▶

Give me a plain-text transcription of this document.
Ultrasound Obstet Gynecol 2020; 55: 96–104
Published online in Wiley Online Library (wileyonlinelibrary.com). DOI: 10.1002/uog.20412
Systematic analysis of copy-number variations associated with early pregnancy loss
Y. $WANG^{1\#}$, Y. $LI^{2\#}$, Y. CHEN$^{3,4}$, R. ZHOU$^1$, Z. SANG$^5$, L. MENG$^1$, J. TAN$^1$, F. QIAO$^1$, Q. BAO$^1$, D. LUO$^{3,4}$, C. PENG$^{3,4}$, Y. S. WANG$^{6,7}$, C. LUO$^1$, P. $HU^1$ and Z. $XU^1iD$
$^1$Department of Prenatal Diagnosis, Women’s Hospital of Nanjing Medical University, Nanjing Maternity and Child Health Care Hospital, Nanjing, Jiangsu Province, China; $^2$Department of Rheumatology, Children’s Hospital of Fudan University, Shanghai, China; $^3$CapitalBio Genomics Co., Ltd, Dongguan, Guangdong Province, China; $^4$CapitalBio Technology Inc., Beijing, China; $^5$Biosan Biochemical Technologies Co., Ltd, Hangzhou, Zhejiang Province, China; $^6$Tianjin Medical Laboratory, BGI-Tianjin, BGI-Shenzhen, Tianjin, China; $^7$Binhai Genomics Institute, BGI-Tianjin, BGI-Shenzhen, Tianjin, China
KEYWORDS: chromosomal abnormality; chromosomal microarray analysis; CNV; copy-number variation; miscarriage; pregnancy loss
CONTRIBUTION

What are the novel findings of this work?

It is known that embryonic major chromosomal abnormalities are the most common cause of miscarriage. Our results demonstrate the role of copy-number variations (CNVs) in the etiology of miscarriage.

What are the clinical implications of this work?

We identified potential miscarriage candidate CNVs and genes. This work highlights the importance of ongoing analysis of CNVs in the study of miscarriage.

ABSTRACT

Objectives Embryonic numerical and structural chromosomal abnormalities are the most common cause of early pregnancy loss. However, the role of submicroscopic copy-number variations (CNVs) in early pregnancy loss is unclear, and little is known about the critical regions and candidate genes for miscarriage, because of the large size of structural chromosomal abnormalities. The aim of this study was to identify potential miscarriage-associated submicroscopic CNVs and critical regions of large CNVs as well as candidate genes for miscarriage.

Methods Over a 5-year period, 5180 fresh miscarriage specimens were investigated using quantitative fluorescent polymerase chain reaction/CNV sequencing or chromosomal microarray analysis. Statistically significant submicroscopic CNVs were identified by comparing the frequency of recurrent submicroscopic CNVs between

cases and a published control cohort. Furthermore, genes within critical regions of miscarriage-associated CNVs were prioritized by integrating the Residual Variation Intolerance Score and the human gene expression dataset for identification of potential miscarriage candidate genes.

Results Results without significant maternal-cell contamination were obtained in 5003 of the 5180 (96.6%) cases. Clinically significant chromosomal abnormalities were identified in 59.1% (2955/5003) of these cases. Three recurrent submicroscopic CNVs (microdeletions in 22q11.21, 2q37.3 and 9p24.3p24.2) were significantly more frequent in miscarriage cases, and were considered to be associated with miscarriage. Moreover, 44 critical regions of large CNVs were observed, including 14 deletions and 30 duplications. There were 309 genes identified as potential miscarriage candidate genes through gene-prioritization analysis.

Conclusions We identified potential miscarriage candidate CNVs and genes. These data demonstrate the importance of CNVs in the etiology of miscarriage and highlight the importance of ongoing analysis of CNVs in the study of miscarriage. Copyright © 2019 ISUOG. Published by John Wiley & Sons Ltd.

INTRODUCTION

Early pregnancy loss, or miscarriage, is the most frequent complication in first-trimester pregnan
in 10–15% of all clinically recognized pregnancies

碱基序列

◀

TASK OBJECTIVE »
Please copy out every line in the listing that has the string "potential".

RESPONSE »
We identified potential miscarriage candidate CNVs and genes. This work highlights the importance of ongoing analysis of CNVs in the study of miscarriage.
Objectives Embryonic numerical and structural chromosomal abnormalities are the most common cause of early pregnancy loss. However, the role of submicroscopic copy-number variations (CNVs) in early pregnancy loss is unclear, and little is known about the critical regions and candidate genes for miscarriage, because of the large size of structural chromosomal abnormalities. The aim of this study was to identify potential miscarriage-associated submicroscopic CNVs and critical regions of large CNVs as well as candidate genes for miscarriage.
cases and a published control cohort. Furthermore, genes within critical regions of miscarriage-associated CNVs were prioritized by integrating the Residual Variation Intolerance Score and the human gene expression dataset for identification of potential miscarriage candidate genes.
Results Results without significant maternal-cell contamination were obtained in 5003 of the 5180 (96.6%) cases. Clinically significant chromosomal abnormalities were identified in 59.1% (2955/5003) of these cases. Three recurrent submicroscopic CNVs (microdeletions in 22q11.21, 2q37.3 and 9p24.3p24.2) were significantly more frequent in miscarriage cases, and were considered to be associated with miscarriage. Moreover, 44 critical regions of large CNVs were observed, including 14 deletions and 30 duplications. There were 309 genes identified as potential miscarriage candidate genes through gene-prioritization analysis.
Conclusions We identified potential miscarriage candidate CNVs and genes. These data demonstrate the importance of CNVs in the etiology of miscarriage and highlight the importance of ongoing analysis of CNVs in the study of miscarriage. Copyright © 2019 ISUOG. Published by John Wiley & Sons Ltd.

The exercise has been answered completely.